▶ [Problem details] Filter out everything except lines holding "this".

▶ [Supplied information]
— BEGIN —
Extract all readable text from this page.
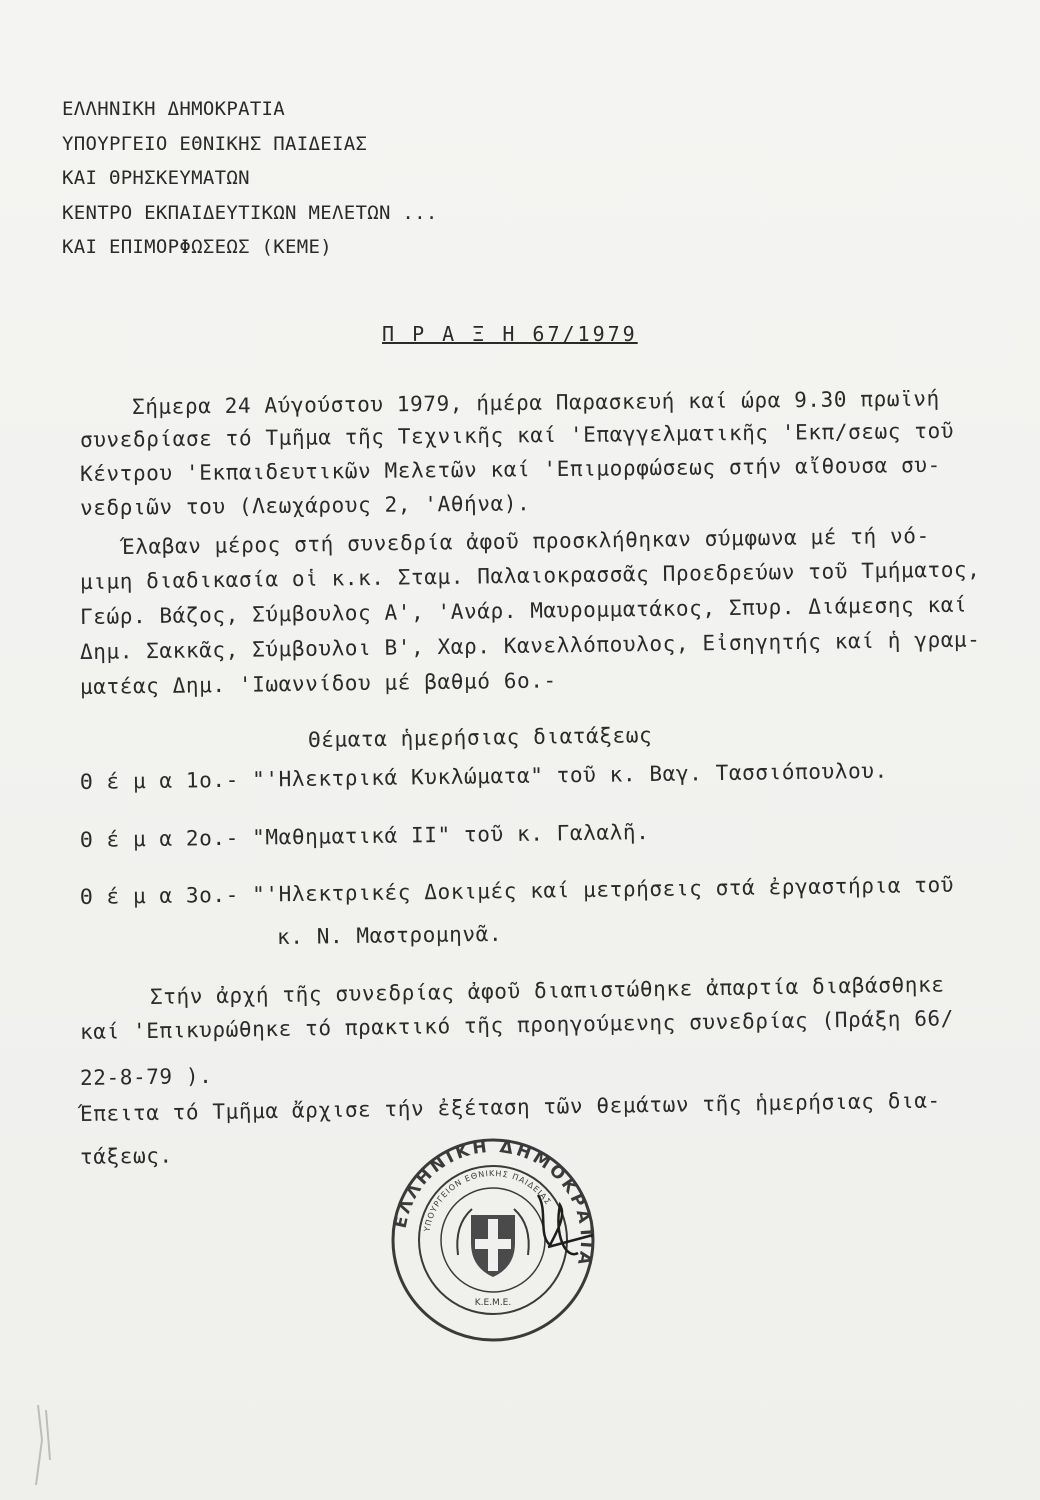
ΕΛΛΗΝΙΚΗ ΔΗΜΟΚΡΑΤΙΑ
ΥΠΟΥΡΓΕΙΟ ΕΘΝΙΚΗΣ ΠΑΙΔΕΙΑΣ
ΚΑΙ ΘΡΗΣΚΕΥΜΑΤΩΝ
ΚΕΝΤΡΟ ΕΚΠΑΙΔΕΥΤΙΚΩΝ ΜΕΛΕΤΩΝ ...
ΚΑΙ ΕΠΙΜΟΡΦΩΣΕΩΣ (ΚΕΜΕ)
Π Ρ Α Ξ Η 67/1979
Σήμερα 24 Αύγούστου 1979, ήμέρα Παρασκευή καί ώρα 9.30 πρωϊνή
συνεδρίασε τό Τμῆμα τῆς Τεχνικῆς καί 'Επαγγελματικῆς 'Εκπ/σεως τοῦ
Κέντρου 'Εκπαιδευτικῶν Μελετῶν καί 'Επιμορφώσεως στήν αἴθουσα συ-
νεδριῶν του (Λεωχάρους 2, 'Αθήνα).
Έλαβαν μέρος στή συνεδρία ἀφοῦ προσκλήθηκαν σύμφωνα μέ τή νό-
μιμη διαδικασία οἱ κ.κ. Σταμ. Παλαιοκρασσᾶς Προεδρεύων τοῦ Τμήματος,
Γεώρ. Βάζος, Σύμβουλος Α', 'Ανάρ. Μαυρομματάκος, Σπυρ. Διάμεσης καί
Δημ. Σακκᾶς, Σύμβουλοι Β', Χαρ. Κανελλόπουλος, Εἰσηγητής καί ἡ γραμ-
ματέας Δημ. 'Ιωαννίδου μέ βαθμό 6ο.-
Θέματα ἡμερήσιας διατάξεως
Θ έ μ α 1ο.- "'Ηλεκτρικά Κυκλώματα" τοῦ κ. Βαγ. Τασσιόπουλου.
Θ έ μ α 2ο.- "Μαθηματικά ΙΙ" τοῦ κ. Γαλαλῆ.
Θ έ μ α 3ο.- "'Ηλεκτρικές Δοκιμές καί μετρήσεις στά ἐργαστήρια τοῦ
κ. Ν. Μαστρομηνᾶ.
Στήν ἀρχή τῆς συνεδρίας ἀφοῦ διαπιστώθηκε ἀπαρτία διαβάσθηκε
καί 'Επικυρώθηκε τό πρακτικό τῆς προηγούμενης συνεδρίας (Πράξη 66/
22-8-79 ).
Έπειτα τό Τμῆμα ἄρχισε τήν ἐξέταση τῶν θεμάτων τῆς ἡμερήσιας δια-
τάξεως.
ΕΛΛΗΝΙΚΗ ΔΗΜΟΚΡΑΤΙΑ
ΥΠΟΥΡΓΕΙΟΝ ΕΘΝΙΚΗΣ ΠΑΙΔΕΙΑΣ
Κ.Ε.Μ.Ε.
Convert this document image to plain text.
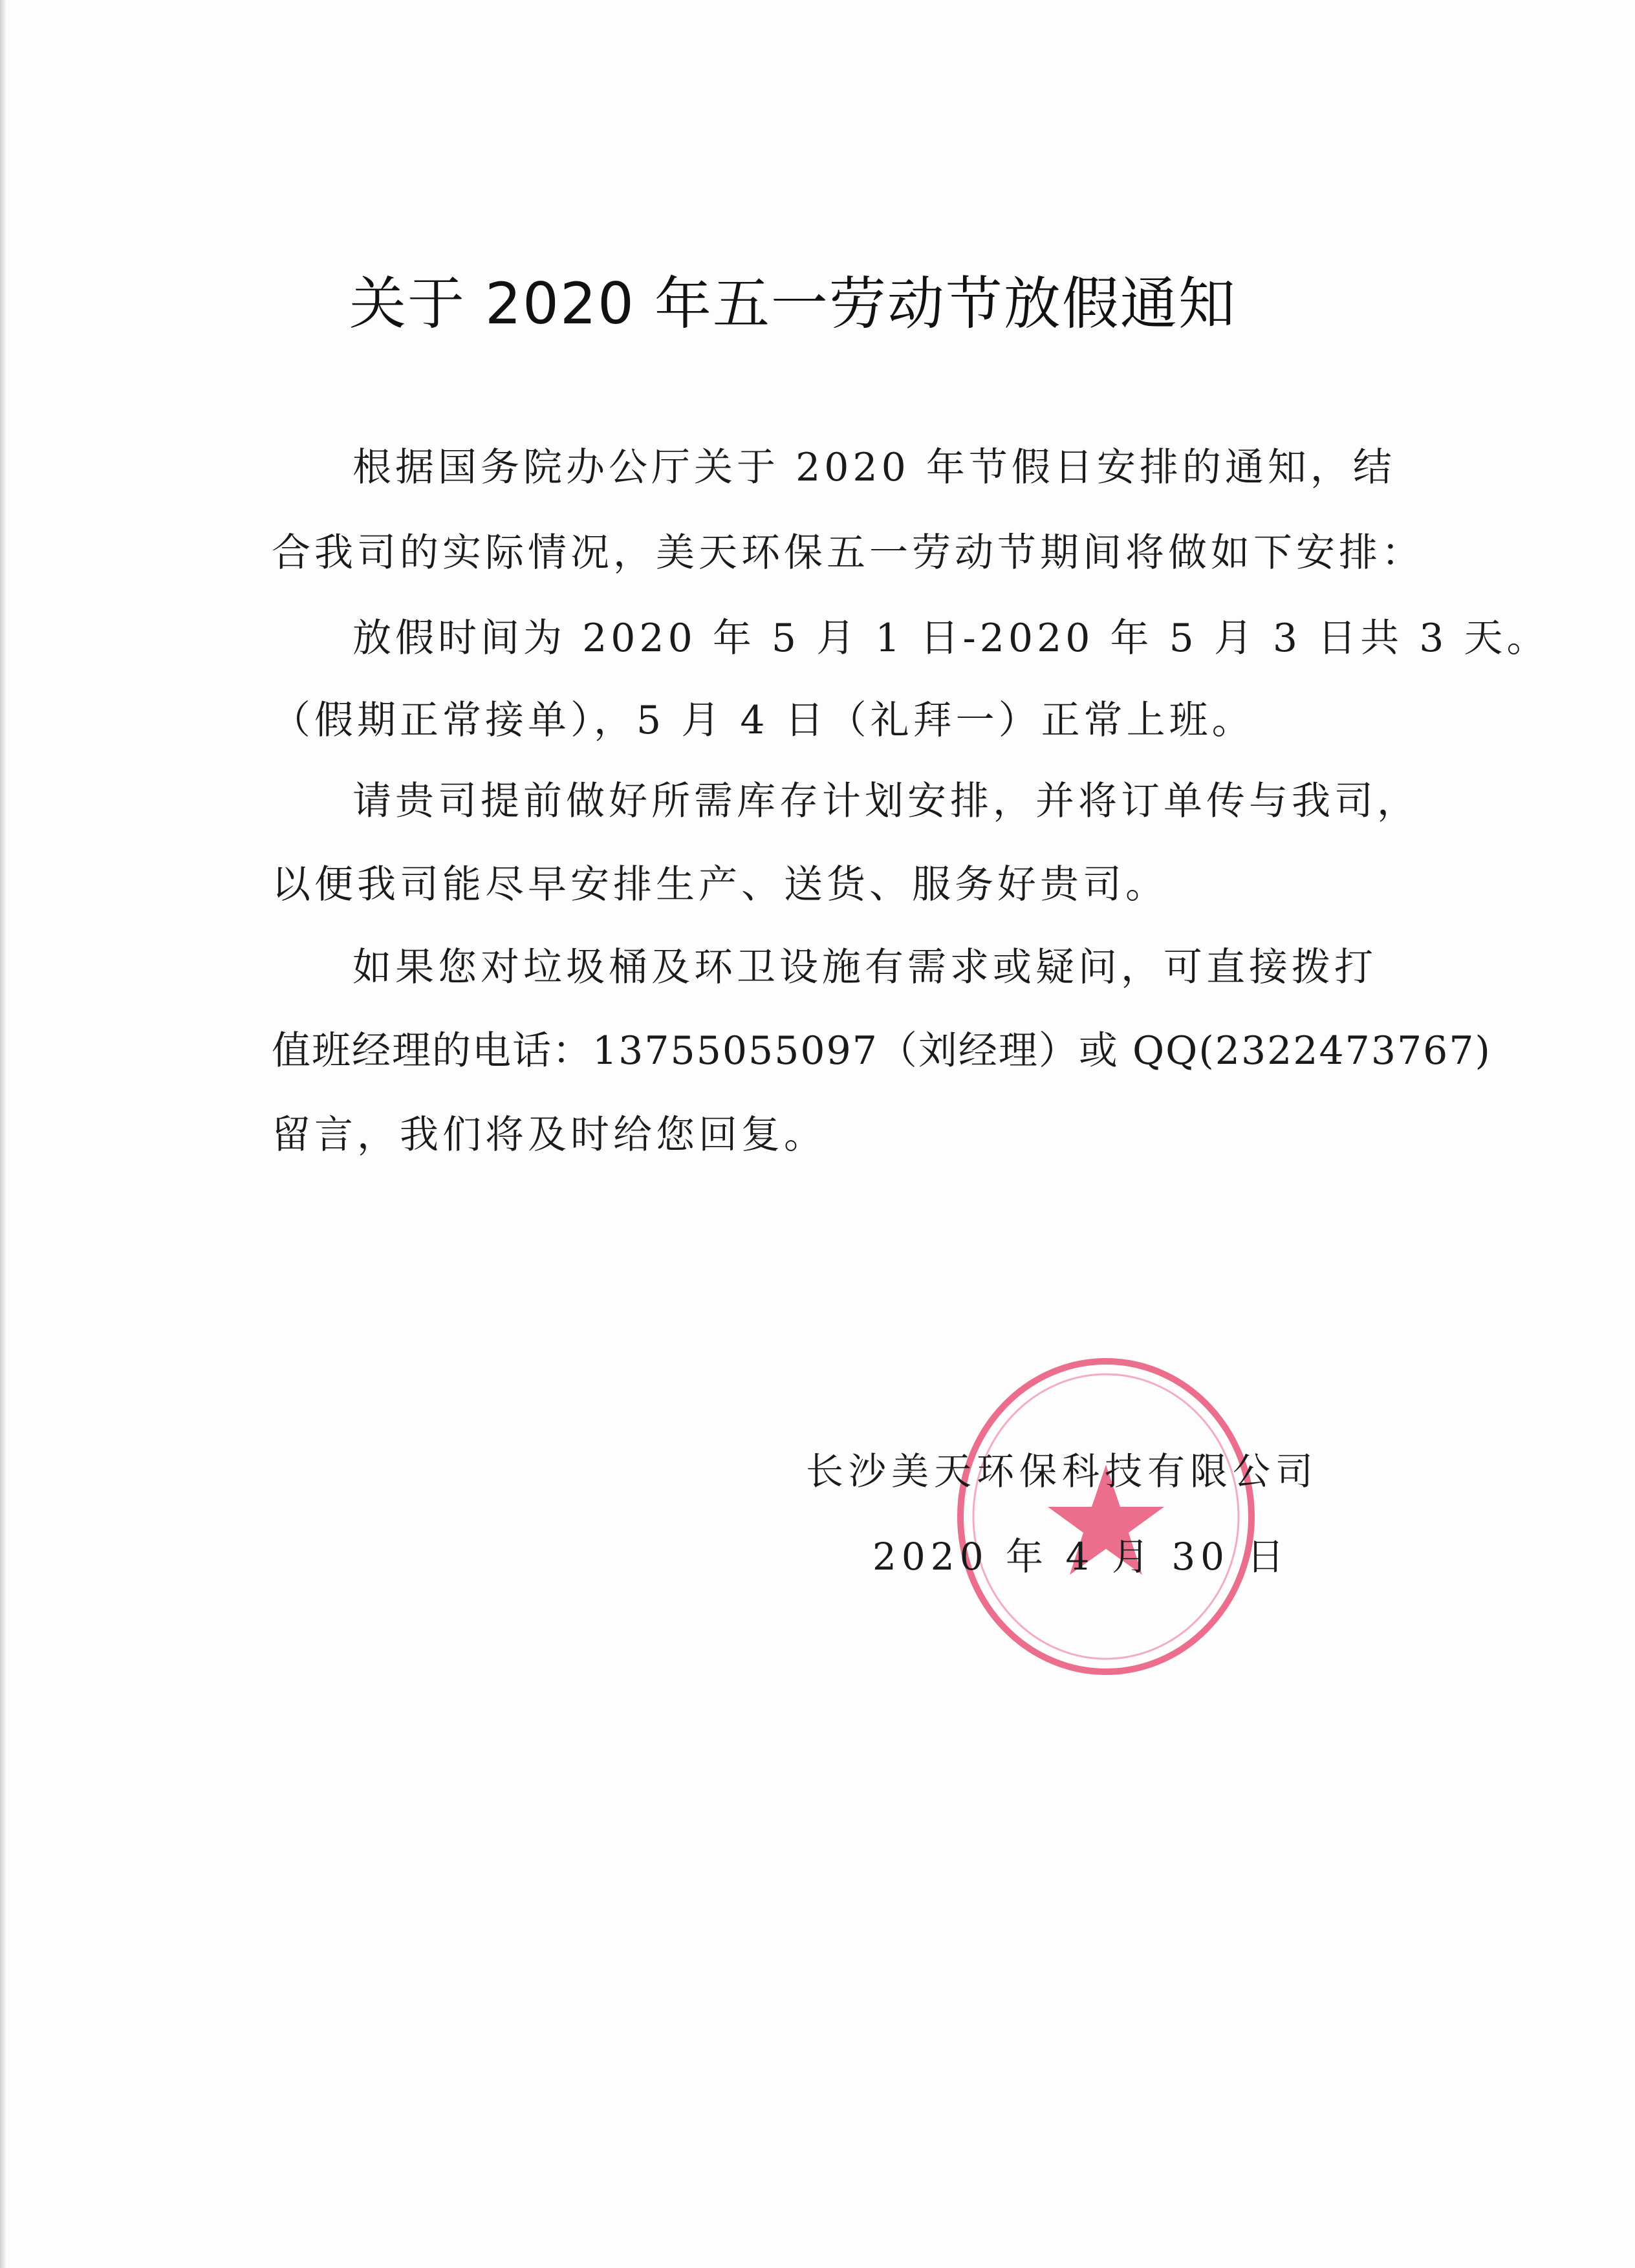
关于 2020 年五一劳动节放假通知
根据国务院办公厅关于 2020 年节假日安排的通知，结
合我司的实际情况，美天环保五一劳动节期间将做如下安排：
放假时间为 2020 年 5 月 1 日-2020 年 5 月 3 日共 3 天。
（假期正常接单），5 月 4 日（礼拜一）正常上班。
请贵司提前做好所需库存计划安排，并将订单传与我司，
以便我司能尽早安排生产、送货、服务好贵司。
如果您对垃圾桶及环卫设施有需求或疑问，可直接拨打
值班经理的电话：13755055097（刘经理）或 QQ(2322473767)
留言，我们将及时给您回复。
长沙美天环保科技有限公司
2020 年 4 月 30 日
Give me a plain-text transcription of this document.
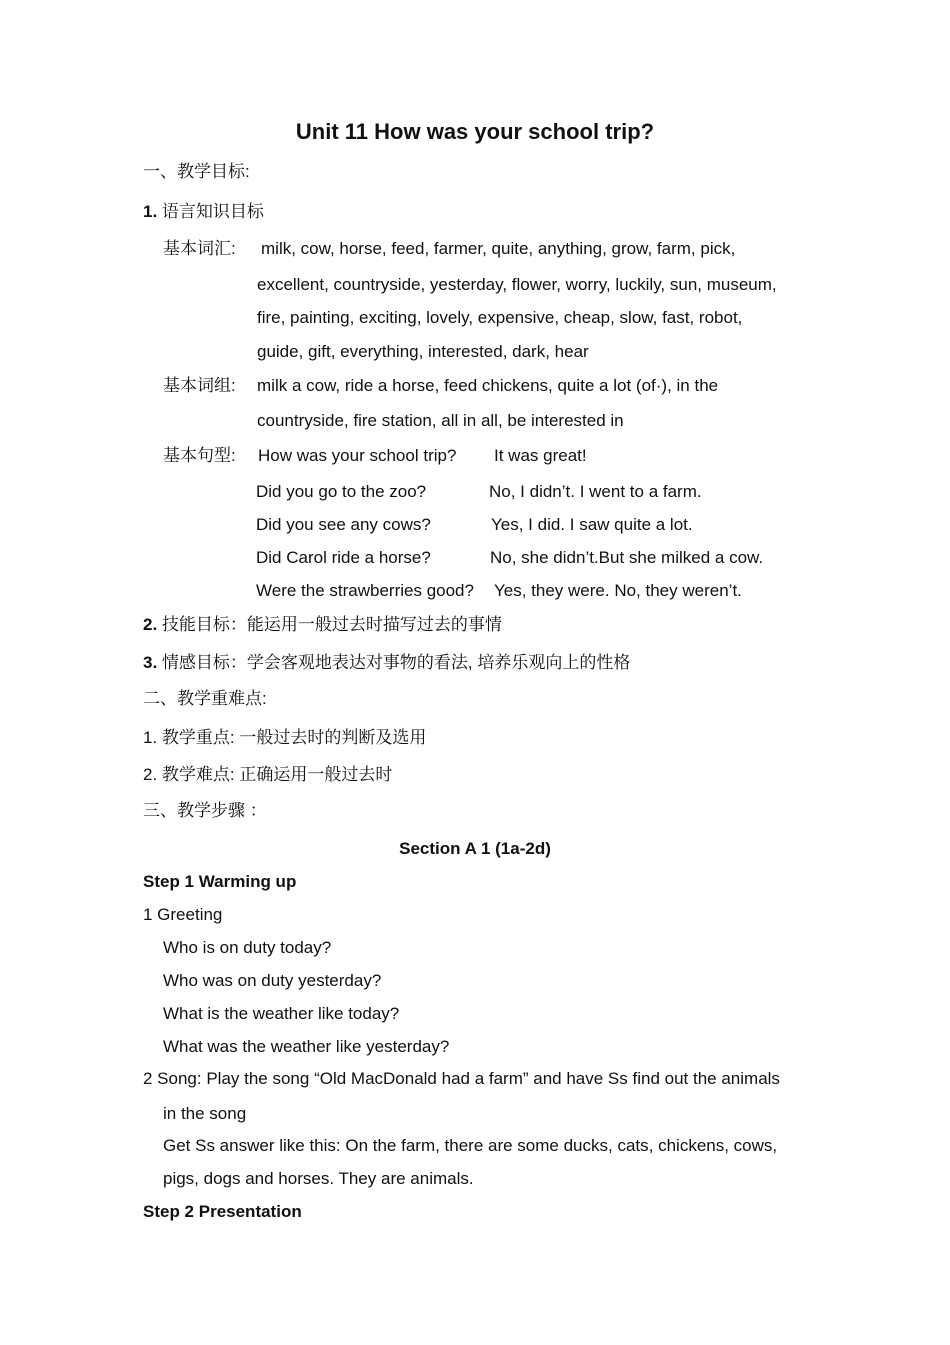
Unit 11 How was your school trip?
一、教学目标:
1. 语言知识目标
基本词汇: milk, cow, horse, feed, farmer, quite, anything, grow, farm, pick,
excellent, countryside, yesterday, flower, worry, luckily, sun, museum,
fire, painting, exciting, lovely, expensive, cheap, slow, fast, robot,
guide, gift, everything, interested, dark, hear
基本词组: milk a cow, ride a horse, feed chickens, quite a lot (of·), in the
countryside, fire station, all in all, be interested in
基本句型: How was your school trip? It was great!
Did you go to the zoo?	No, I didn’t. I went to a farm.
Did you see any cows?	Yes, I did. I saw quite a lot.
Did Carol ride a horse?	No, she didn’t.But she milked a cow.
Were the strawberries good? Yes, they were. No, they weren’t.
2. 技能目标：能运用一般过去时描写过去的事情
3. 情感目标：学会客观地表达对事物的看法, 培养乐观向上的性格
二、教学重难点:
1. 教学重点: 一般过去时的判断及选用
2. 教学难点: 正确运用一般过去时
三、教学步骤 ：
Section A 1 (1a-2d)
Step 1 Warming up
1 Greeting
Who is on duty today?
Who was on duty yesterday?
What is the weather like today?
What was the weather like yesterday?
2 Song: Play the song “Old MacDonald had a farm” and have Ss find out the animals
in the song
Get Ss answer like this: On the farm, there are some ducks, cats, chickens, cows,
pigs, dogs and horses. They are animals.
Step 2 Presentation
— END —
▶ [Solved exercise]
Extract all readable text from this page.
Convert this document image to plain text.
Give me a plain-text transcription of this document.
Get Ss answer like this: On the farm, there are some ducks, cats, chickens, cows,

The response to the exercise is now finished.